## BEGIN

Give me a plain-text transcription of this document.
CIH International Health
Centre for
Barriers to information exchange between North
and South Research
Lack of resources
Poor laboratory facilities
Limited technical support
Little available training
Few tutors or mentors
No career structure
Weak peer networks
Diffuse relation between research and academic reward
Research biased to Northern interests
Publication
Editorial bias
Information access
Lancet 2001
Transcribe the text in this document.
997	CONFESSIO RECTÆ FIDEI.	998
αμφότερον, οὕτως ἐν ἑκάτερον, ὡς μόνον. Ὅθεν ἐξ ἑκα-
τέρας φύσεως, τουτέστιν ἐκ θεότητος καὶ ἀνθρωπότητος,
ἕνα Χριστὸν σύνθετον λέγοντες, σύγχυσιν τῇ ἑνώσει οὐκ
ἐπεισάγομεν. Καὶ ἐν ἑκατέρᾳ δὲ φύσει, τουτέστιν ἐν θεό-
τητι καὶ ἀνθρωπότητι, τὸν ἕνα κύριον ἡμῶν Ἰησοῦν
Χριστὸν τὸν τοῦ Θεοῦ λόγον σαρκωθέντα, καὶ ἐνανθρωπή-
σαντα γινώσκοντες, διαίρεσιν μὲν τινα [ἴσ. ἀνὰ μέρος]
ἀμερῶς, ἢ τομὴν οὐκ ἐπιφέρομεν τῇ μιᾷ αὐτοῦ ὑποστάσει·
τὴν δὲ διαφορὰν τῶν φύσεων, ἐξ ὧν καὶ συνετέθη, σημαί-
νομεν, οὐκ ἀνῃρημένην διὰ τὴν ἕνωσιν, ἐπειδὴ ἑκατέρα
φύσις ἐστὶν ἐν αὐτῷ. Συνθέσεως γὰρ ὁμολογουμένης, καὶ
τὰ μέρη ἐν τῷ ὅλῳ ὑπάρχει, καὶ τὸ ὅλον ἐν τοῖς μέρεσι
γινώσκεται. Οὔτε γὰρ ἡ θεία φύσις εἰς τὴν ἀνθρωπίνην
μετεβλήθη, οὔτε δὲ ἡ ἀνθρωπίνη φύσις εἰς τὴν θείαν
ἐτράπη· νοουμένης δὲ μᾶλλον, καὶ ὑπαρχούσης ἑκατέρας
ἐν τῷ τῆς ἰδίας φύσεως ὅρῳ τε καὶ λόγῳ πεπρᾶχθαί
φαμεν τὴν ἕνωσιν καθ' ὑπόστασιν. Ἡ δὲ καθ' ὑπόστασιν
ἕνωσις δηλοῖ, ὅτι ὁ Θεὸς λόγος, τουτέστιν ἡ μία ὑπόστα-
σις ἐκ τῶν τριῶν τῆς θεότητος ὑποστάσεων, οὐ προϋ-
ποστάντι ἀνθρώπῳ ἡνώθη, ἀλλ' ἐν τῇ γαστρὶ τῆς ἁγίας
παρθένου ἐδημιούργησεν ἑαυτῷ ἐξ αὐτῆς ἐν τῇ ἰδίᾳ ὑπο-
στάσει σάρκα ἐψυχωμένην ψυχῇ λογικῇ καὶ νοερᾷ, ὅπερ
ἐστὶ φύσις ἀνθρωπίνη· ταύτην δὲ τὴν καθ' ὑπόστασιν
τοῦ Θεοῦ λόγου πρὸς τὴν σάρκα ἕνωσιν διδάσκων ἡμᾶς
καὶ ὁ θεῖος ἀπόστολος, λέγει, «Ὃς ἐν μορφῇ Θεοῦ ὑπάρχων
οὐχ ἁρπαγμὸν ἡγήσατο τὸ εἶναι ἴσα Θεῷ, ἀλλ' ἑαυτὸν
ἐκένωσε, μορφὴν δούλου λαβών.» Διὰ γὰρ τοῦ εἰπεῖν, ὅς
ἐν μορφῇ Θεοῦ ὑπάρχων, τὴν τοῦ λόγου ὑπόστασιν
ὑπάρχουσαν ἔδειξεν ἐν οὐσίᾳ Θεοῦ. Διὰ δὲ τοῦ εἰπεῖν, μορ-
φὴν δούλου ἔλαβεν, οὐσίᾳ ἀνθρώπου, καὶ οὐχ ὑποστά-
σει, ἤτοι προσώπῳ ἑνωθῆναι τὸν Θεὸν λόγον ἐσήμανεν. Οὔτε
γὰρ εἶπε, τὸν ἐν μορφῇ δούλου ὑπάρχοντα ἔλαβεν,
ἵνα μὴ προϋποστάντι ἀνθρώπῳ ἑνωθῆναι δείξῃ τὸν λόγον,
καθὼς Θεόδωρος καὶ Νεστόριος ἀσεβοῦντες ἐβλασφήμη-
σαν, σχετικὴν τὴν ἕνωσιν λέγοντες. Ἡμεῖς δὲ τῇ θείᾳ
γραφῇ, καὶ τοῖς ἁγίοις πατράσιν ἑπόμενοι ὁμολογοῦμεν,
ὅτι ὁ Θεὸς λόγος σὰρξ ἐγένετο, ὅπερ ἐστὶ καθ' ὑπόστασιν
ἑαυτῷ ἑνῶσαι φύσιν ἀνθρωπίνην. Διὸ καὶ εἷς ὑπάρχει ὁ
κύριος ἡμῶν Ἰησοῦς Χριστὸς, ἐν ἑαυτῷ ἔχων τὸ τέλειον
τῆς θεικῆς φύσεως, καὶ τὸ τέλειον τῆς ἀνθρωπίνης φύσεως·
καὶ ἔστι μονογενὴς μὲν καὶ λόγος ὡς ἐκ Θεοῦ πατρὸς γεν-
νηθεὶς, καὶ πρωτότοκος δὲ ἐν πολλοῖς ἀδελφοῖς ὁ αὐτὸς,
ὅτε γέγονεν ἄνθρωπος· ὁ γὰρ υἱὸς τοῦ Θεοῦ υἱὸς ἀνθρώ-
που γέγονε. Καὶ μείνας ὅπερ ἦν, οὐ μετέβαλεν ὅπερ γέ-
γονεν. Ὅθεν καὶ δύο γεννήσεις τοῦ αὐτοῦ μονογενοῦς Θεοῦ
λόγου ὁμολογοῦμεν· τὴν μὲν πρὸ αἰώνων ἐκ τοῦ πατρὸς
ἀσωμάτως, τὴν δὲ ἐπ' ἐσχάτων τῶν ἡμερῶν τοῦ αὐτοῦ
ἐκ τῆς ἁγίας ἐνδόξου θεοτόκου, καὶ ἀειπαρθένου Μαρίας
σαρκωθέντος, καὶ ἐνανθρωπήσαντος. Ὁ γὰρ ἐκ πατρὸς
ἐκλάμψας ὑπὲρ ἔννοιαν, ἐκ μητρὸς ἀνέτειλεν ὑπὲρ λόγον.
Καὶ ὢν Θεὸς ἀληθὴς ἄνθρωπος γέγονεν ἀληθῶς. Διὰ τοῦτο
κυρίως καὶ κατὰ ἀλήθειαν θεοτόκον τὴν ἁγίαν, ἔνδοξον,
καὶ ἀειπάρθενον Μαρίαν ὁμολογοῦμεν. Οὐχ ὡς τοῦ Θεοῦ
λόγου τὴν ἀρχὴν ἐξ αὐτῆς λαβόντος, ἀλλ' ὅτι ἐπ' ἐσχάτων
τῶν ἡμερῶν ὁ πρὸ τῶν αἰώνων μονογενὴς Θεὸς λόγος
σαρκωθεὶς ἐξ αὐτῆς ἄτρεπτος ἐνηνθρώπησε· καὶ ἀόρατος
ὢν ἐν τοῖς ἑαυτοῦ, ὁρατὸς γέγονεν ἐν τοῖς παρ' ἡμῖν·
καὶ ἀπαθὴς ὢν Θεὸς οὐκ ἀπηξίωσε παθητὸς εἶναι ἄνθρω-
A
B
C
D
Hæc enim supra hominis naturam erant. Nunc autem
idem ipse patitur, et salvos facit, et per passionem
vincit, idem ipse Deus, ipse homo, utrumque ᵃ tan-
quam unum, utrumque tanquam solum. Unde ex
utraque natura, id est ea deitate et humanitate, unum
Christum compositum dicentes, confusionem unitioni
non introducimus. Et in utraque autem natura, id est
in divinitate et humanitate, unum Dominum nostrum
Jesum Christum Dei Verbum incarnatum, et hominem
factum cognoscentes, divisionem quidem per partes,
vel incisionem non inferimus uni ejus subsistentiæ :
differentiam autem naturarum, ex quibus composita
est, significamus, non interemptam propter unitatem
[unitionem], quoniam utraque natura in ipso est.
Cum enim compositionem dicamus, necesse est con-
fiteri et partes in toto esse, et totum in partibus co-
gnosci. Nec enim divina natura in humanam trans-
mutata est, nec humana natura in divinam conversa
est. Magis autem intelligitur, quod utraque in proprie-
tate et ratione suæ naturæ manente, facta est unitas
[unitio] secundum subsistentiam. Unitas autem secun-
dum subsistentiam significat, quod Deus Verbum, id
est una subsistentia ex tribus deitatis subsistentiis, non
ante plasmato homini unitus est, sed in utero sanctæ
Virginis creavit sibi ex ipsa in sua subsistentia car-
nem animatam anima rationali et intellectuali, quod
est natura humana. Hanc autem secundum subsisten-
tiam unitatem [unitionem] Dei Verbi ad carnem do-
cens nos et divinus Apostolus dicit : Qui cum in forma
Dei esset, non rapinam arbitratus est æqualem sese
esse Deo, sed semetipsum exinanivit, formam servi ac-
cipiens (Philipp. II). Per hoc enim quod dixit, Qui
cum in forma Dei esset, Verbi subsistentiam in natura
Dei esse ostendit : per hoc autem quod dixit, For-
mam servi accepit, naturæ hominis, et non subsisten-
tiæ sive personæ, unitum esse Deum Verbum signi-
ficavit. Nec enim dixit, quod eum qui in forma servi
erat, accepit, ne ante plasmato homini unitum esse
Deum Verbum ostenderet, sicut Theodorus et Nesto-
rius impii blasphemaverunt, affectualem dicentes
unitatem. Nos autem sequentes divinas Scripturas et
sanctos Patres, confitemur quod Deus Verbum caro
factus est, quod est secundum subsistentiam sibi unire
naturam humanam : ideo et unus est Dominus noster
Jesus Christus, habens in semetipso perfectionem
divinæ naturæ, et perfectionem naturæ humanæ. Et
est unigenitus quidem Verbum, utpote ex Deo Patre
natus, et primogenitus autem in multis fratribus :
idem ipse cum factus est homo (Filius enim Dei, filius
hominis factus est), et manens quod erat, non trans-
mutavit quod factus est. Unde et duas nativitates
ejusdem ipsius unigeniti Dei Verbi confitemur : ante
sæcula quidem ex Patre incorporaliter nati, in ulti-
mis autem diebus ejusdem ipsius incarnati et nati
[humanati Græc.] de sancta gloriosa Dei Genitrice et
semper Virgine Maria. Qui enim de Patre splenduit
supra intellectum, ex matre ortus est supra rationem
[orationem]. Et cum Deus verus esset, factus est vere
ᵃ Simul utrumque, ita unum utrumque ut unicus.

## END

Search the entries for "confitemur" and copy out each line that has it.

→ **TASK ANSWER**:
sanctos Patres, confitemur quod Deus Verbum caro
ejusdem ipsius unigeniti Dei Verbi confitemur : ante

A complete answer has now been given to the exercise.